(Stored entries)
§

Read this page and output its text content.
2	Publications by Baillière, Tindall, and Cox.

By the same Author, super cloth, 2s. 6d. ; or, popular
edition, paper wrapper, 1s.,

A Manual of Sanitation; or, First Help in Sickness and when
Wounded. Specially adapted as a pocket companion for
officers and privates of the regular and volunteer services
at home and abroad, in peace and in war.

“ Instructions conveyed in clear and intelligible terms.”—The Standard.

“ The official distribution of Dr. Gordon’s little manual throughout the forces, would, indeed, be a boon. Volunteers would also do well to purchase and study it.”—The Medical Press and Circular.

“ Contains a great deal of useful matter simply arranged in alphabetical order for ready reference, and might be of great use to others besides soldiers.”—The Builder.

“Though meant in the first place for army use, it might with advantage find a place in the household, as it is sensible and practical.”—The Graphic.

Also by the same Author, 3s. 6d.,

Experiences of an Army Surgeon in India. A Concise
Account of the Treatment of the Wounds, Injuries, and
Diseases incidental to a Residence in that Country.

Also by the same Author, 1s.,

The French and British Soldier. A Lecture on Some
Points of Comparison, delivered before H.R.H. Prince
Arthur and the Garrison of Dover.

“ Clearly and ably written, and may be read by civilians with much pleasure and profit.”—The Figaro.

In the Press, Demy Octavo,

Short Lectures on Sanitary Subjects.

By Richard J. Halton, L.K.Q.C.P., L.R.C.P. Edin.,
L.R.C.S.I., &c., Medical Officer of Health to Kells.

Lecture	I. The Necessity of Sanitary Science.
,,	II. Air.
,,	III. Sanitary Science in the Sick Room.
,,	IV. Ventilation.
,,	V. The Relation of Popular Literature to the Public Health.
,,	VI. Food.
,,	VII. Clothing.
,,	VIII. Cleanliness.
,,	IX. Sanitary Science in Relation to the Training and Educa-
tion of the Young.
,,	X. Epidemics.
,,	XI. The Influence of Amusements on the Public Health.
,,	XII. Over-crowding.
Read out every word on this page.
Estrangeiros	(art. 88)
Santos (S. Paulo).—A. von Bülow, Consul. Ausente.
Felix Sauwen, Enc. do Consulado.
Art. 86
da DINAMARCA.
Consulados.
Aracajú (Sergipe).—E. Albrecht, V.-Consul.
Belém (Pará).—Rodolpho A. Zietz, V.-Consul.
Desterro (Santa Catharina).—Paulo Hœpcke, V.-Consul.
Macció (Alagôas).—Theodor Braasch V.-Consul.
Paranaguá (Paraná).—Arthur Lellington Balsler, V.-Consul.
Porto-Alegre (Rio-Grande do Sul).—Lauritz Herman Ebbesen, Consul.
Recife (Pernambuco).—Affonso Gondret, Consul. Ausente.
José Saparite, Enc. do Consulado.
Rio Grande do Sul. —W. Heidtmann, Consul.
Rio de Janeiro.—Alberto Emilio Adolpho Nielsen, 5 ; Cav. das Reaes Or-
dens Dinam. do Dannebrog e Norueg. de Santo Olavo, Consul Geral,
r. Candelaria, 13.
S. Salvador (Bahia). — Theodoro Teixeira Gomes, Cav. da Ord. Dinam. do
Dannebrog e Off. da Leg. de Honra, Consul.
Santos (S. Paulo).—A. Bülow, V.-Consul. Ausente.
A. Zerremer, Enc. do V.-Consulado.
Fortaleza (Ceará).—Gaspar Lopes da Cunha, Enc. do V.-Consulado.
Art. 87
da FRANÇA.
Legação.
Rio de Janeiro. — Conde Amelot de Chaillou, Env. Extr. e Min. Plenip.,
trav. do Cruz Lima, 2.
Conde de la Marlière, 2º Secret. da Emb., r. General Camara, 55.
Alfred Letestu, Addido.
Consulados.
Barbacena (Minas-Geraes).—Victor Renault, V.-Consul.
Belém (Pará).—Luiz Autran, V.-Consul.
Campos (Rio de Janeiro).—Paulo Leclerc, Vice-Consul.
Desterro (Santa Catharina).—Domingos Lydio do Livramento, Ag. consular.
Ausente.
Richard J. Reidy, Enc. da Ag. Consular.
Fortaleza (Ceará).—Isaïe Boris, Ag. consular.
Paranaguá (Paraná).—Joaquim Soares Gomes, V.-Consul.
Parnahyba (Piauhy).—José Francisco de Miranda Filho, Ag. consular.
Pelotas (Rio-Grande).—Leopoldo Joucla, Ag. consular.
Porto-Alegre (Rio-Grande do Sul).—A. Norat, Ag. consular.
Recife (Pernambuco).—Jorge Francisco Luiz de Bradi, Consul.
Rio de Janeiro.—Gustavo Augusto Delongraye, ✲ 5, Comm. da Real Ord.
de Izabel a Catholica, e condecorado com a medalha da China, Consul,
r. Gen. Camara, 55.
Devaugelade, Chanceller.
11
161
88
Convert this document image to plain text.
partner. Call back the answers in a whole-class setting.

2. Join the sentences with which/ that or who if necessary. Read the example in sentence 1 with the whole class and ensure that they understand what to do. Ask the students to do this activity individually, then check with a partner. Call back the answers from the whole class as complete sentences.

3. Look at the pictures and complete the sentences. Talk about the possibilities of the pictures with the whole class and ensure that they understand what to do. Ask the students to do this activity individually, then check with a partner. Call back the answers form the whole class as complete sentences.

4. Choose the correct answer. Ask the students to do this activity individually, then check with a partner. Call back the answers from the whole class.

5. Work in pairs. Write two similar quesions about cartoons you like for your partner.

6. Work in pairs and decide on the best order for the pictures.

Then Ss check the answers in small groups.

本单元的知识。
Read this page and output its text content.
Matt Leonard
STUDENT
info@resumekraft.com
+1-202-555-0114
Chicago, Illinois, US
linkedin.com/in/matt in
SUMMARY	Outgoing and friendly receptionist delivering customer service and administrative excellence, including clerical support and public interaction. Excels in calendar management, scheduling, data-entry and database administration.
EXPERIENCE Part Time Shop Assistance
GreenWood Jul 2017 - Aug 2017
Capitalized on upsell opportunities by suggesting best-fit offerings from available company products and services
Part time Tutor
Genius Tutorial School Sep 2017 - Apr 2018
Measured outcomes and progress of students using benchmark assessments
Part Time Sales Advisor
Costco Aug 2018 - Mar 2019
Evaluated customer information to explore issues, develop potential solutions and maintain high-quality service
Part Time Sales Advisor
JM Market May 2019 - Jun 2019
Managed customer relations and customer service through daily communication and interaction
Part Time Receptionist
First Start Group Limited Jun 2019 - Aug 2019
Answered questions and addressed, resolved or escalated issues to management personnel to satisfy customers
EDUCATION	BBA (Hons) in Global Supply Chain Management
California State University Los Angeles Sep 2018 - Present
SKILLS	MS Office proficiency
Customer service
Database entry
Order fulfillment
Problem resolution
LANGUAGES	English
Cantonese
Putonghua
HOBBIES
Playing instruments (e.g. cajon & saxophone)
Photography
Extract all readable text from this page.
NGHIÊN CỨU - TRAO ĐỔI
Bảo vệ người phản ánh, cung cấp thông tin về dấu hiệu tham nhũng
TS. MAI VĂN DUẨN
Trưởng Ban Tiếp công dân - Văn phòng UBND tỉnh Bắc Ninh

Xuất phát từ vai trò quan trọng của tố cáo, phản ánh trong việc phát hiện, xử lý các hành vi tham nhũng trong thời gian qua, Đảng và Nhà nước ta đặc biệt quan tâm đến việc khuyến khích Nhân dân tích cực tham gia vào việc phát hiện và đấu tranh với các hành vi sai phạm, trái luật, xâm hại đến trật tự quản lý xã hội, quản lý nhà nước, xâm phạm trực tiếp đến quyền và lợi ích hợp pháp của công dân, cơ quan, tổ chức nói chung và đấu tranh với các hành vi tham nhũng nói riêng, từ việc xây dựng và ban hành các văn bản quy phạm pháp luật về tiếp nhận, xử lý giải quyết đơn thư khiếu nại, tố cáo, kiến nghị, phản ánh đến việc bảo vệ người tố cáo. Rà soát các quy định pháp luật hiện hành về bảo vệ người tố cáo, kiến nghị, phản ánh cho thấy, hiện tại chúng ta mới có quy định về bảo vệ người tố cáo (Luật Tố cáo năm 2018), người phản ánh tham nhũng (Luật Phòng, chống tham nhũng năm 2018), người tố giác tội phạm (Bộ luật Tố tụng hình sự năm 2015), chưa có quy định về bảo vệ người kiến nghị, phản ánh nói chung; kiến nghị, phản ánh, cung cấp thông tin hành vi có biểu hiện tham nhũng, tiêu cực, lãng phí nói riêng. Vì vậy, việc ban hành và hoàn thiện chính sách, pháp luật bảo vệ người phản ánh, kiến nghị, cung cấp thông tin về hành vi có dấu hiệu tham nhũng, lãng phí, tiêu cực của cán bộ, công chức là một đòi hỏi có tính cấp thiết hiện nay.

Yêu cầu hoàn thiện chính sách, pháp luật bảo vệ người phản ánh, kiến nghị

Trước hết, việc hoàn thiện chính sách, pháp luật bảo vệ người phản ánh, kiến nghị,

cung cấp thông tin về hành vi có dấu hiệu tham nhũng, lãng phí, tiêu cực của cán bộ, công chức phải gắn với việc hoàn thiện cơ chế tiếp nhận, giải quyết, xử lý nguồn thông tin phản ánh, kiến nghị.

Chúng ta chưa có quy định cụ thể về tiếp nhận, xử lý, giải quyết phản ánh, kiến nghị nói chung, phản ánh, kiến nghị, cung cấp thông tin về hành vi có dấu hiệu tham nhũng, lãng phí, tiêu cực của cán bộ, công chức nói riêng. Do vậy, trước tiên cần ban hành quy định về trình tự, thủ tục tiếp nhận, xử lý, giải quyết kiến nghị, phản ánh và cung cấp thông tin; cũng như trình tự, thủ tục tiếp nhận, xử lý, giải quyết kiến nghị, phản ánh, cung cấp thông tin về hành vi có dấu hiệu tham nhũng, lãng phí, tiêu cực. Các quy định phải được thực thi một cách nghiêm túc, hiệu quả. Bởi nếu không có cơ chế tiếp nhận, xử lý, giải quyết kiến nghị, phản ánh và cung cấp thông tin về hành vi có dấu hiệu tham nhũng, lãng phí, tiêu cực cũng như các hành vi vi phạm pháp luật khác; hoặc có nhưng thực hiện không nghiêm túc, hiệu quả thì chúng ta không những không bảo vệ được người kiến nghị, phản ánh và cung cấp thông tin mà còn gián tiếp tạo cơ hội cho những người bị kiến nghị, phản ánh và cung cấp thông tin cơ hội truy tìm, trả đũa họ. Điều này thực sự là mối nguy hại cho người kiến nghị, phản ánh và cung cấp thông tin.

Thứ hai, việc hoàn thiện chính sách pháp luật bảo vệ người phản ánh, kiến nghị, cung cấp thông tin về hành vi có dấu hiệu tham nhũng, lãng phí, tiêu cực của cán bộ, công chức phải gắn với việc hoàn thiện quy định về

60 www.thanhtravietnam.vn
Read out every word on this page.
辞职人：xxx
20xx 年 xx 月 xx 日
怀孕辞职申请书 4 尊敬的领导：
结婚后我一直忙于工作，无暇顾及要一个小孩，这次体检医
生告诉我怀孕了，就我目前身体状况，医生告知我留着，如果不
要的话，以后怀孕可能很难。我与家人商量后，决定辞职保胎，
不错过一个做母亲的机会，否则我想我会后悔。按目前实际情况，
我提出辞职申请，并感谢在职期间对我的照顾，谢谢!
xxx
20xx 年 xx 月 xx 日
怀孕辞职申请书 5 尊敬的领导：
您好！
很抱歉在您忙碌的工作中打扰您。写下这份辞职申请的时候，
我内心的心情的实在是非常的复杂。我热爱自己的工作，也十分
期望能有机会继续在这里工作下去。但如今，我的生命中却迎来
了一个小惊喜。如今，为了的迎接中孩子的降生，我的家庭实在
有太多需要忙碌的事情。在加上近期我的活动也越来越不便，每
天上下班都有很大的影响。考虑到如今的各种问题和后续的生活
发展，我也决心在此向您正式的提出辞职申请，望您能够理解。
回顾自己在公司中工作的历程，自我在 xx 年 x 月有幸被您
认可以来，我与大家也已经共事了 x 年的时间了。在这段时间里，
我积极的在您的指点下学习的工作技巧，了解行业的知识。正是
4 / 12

§

Read the entries and show each line that mentions "Santa".

Solution to this problem>
Desterro (Santa Catharina).—Paulo Hœpcke, V.-Consul.
Desterro (Santa Catharina).—Domingos Lydio do Livramento, Ag. consular.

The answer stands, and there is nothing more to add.